(Data listing)
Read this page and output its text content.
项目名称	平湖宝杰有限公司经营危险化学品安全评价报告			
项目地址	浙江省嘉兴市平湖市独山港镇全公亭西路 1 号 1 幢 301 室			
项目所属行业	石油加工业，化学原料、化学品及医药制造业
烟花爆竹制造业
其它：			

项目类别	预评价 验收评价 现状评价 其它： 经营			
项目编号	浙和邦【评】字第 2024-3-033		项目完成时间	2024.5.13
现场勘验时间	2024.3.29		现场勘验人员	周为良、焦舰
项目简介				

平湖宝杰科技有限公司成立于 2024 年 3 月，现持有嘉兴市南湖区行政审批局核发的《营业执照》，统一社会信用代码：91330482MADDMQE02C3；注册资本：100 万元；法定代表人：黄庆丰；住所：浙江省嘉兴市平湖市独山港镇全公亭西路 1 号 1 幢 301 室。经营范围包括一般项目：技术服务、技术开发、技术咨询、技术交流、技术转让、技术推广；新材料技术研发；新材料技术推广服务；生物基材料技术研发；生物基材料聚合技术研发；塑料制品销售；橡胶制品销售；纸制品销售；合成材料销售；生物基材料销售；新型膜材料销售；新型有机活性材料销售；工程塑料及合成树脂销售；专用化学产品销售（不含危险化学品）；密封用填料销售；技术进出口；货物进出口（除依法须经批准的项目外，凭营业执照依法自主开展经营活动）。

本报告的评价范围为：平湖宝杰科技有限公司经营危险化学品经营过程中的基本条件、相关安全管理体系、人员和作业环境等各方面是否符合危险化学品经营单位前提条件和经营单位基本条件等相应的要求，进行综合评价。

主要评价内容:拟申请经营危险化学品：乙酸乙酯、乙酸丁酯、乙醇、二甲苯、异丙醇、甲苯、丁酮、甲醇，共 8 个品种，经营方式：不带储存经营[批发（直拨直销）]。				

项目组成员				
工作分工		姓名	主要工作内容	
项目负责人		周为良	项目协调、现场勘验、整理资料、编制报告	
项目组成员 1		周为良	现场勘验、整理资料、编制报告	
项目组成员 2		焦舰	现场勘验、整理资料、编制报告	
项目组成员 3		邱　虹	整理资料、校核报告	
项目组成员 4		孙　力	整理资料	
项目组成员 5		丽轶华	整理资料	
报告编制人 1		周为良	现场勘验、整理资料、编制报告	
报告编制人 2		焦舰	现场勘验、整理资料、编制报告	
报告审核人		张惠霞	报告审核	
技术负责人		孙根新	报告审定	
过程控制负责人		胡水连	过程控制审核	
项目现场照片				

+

Instructions to follow ▸
Look through the entries above. Extract each line with the word "浙江省嘉兴市平湖市独山港镇全公亭西路".

Answer to this exercise ▸
项目地址	浙江省嘉兴市平湖市独山港镇全公亭西路 1 号 1 幢 301 室			
平湖宝杰科技有限公司成立于 2024 年 3 月，现持有嘉兴市南湖区行政审批局核发的《营业执照》，统一社会信用代码：91330482MADDMQE02C3；注册资本：100 万元；法定代表人：黄庆丰；住所：浙江省嘉兴市平湖市独山港镇全公亭西路 1 号 1 幢 301 室。经营范围包括一般项目：技术服务、技术开发、技术咨询、技术交流、技术转让、技术推广；新材料技术研发；新材料技术推广服务；生物基材料技术研发；生物基材料聚合技术研发；塑料制品销售；橡胶制品销售；纸制品销售；合成材料销售；生物基材料销售；新型膜材料销售；新型有机活性材料销售；工程塑料及合成树脂销售；专用化学产品销售（不含危险化学品）；密封用填料销售；技术进出口；货物进出口（除依法须经批准的项目外，凭营业执照依法自主开展经营活动）。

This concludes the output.